- [SHORT EXERCISE]
Extract every line of the material that holds the string "color".

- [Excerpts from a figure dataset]
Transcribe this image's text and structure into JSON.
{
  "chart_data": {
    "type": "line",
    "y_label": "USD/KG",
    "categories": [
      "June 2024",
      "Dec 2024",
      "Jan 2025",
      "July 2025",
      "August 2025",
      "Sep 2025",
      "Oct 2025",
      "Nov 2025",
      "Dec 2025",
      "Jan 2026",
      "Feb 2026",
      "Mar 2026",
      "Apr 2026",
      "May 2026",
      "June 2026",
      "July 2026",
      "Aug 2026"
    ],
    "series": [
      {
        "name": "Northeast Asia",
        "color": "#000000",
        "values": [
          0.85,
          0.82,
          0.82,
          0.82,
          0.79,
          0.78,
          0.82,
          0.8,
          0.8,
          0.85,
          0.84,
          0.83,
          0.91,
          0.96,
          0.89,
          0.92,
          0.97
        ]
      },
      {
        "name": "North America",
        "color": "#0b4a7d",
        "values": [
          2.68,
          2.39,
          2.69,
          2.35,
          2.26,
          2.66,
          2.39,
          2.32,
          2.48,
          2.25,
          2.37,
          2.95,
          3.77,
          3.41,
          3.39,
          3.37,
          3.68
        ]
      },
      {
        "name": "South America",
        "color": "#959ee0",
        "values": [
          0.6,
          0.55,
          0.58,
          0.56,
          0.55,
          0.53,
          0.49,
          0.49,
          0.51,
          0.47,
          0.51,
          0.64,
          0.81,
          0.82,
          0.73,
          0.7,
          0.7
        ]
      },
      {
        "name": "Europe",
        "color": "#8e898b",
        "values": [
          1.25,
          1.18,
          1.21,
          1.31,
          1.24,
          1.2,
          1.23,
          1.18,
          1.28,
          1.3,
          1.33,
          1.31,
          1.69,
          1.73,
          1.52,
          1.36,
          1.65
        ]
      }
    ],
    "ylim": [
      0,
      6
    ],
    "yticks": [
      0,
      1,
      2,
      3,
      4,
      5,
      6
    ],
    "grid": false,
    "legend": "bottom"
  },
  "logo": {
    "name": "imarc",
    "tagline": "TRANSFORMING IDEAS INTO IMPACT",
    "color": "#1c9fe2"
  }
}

- [EXERCISE SOLUTION]
        "color": "#000000",
        "color": "#0b4a7d",
        "color": "#959ee0",
        "color": "#8e898b",
    "color": "#1c9fe2"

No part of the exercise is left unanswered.